__MATERIAL__:
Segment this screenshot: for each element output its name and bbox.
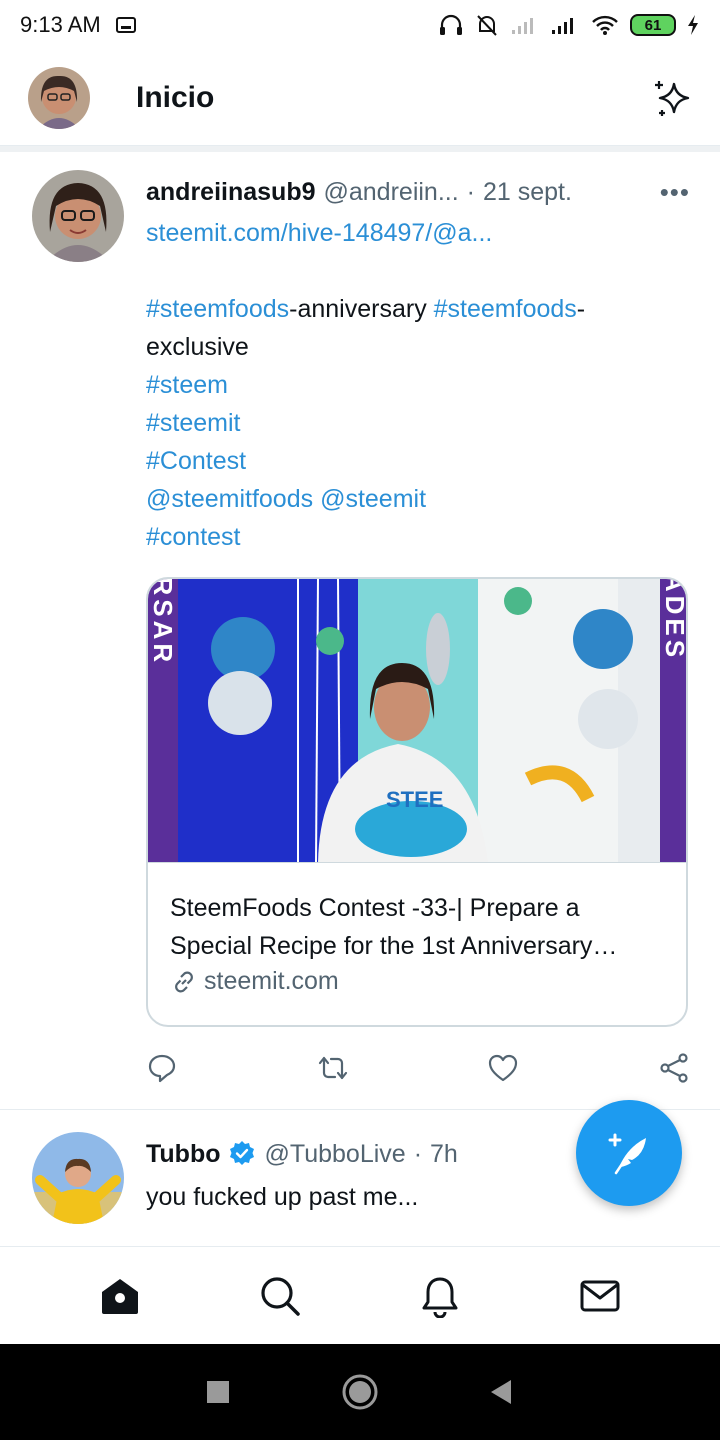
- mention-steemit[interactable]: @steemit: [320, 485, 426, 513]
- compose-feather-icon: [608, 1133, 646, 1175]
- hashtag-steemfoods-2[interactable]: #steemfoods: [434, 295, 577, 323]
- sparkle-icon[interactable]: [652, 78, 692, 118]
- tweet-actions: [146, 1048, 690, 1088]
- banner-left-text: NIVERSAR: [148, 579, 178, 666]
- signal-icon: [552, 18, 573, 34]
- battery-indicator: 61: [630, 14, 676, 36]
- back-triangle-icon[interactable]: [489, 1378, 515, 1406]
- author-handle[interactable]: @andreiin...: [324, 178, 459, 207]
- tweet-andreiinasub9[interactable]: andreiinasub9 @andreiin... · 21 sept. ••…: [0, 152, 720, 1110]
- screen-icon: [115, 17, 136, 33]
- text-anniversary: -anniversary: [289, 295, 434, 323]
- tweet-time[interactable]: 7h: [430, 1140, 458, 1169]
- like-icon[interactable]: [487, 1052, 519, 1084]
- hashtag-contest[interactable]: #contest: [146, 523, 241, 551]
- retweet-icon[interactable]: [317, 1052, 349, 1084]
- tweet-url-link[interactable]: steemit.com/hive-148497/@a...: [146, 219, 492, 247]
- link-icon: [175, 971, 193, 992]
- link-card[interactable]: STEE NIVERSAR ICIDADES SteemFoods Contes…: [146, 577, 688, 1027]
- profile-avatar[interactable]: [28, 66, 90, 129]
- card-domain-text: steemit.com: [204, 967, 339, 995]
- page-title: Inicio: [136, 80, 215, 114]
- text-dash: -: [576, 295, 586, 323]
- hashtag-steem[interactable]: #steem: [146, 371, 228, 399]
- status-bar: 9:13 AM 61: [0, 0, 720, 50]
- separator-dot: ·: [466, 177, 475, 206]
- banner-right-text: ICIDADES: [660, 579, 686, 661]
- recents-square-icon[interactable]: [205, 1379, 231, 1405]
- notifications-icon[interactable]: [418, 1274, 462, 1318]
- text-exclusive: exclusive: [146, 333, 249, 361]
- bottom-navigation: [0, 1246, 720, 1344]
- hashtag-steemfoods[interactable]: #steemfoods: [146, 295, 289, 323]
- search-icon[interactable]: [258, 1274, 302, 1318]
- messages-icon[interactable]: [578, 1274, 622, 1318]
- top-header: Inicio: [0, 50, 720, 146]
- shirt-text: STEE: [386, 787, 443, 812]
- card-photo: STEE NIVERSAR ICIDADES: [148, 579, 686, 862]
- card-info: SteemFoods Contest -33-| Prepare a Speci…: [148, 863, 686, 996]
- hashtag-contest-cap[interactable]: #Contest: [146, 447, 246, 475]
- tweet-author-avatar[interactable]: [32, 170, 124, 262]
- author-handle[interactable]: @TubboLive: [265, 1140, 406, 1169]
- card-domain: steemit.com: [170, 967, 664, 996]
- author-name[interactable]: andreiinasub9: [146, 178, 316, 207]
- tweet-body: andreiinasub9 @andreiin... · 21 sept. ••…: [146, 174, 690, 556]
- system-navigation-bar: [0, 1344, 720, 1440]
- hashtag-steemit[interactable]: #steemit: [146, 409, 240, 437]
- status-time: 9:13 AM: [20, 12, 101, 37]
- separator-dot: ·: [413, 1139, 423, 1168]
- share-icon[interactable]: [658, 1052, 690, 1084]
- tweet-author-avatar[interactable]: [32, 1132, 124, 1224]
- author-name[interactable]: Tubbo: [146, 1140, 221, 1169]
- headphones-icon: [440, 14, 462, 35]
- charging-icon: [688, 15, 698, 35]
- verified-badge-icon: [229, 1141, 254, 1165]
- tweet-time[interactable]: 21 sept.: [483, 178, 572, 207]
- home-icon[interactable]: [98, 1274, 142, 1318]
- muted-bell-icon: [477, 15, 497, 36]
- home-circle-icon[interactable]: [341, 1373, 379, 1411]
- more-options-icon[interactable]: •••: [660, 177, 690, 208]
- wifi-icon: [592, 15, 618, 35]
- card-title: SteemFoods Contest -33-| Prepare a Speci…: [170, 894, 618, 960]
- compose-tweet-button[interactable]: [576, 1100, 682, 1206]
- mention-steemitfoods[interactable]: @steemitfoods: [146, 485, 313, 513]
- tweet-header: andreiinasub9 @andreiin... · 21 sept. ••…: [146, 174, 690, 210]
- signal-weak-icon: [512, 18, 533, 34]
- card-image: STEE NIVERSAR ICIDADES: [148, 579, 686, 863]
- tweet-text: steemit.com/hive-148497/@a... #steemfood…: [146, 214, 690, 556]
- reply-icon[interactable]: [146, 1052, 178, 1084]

* * *

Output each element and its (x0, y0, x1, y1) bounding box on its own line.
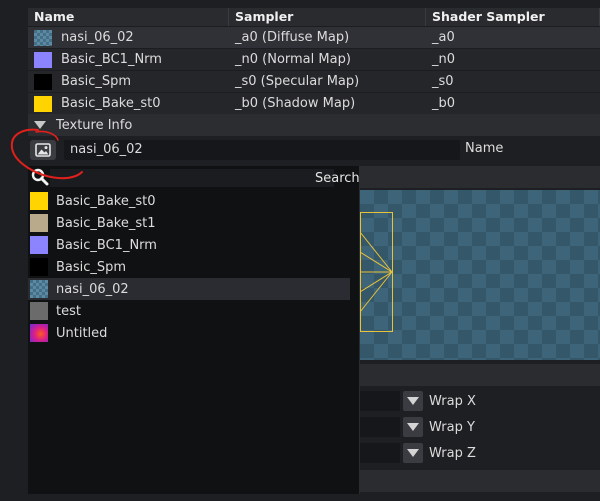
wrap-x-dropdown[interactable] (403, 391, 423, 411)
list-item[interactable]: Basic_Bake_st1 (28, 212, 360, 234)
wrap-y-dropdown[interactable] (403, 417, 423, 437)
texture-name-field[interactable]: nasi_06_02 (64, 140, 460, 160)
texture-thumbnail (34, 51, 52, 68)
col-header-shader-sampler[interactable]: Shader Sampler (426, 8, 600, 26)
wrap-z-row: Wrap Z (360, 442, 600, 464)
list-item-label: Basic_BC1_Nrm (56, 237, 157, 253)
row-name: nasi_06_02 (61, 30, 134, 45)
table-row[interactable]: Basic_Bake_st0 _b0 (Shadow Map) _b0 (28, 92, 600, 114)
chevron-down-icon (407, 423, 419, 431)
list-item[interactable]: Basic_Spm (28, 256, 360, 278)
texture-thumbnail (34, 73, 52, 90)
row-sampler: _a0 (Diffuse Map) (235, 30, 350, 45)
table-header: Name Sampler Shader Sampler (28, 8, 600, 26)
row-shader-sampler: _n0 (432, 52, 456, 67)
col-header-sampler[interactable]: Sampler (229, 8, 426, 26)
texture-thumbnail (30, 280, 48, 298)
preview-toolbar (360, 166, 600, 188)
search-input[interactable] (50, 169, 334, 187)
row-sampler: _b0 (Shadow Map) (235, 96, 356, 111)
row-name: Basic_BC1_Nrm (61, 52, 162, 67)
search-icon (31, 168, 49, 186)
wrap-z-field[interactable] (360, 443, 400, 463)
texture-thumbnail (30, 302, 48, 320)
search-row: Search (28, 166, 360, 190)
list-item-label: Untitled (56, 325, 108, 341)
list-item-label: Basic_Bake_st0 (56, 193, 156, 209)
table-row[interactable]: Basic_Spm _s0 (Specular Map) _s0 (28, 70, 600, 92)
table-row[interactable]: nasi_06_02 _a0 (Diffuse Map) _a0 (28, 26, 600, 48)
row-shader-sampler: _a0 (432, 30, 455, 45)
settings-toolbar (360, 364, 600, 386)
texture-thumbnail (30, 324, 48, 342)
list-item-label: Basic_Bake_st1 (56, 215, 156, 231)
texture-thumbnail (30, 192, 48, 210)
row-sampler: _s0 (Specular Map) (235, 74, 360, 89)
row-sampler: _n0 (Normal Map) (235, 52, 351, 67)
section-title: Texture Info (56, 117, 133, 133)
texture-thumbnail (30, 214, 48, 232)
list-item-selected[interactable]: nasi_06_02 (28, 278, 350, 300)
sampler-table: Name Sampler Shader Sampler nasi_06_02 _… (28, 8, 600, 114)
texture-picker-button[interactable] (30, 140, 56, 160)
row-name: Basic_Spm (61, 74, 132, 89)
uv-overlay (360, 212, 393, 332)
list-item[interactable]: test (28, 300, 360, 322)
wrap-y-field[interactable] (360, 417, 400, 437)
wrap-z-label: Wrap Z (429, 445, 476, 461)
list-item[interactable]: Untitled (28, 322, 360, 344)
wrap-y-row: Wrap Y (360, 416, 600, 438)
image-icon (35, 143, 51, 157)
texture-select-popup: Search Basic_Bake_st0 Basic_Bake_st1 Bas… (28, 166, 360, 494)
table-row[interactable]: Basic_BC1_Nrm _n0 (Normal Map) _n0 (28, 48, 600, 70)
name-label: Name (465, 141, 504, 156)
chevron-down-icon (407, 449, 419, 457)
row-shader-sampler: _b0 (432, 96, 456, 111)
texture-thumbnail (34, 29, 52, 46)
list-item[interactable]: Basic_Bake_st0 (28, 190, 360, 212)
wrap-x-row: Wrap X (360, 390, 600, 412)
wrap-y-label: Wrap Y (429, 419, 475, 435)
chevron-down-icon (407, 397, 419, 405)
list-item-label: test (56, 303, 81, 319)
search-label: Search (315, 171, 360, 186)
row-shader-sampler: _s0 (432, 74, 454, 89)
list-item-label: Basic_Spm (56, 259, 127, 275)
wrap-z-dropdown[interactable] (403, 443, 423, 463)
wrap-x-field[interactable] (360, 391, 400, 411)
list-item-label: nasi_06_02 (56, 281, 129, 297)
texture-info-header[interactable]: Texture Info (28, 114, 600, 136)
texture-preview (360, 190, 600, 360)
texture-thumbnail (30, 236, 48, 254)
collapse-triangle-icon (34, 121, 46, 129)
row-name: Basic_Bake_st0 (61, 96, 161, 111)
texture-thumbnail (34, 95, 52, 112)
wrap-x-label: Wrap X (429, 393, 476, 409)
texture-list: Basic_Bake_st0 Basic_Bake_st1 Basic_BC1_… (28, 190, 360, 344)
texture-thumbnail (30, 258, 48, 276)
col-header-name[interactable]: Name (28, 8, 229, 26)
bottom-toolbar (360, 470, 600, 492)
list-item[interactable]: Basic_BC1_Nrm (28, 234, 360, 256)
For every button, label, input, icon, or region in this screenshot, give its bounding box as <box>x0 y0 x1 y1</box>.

__WHAT YOU ARE ASKED TO DO__: Return the rows from the line containing "- mention-steemit[interactable]: @steemit: [320, 485, 426, 513]" through the line containing "178, 459, 207]", both included, and copy them exactly.

__RESULT OF THIS EXERCISE__:
- mention-steemit[interactable]: @steemit: [320, 485, 426, 513]
- compose-feather-icon: [608, 1133, 646, 1175]
- hashtag-steemfoods-2[interactable]: #steemfoods: [434, 295, 577, 323]
- sparkle-icon[interactable]: [652, 78, 692, 118]
- tweet-actions: [146, 1048, 690, 1088]
- banner-left-text: NIVERSAR: [148, 579, 178, 666]
- signal-icon: [552, 18, 573, 34]
- battery-indicator: 61: [630, 14, 676, 36]
- back-triangle-icon[interactable]: [489, 1378, 515, 1406]
- author-handle[interactable]: @andreiin...: [324, 178, 459, 207]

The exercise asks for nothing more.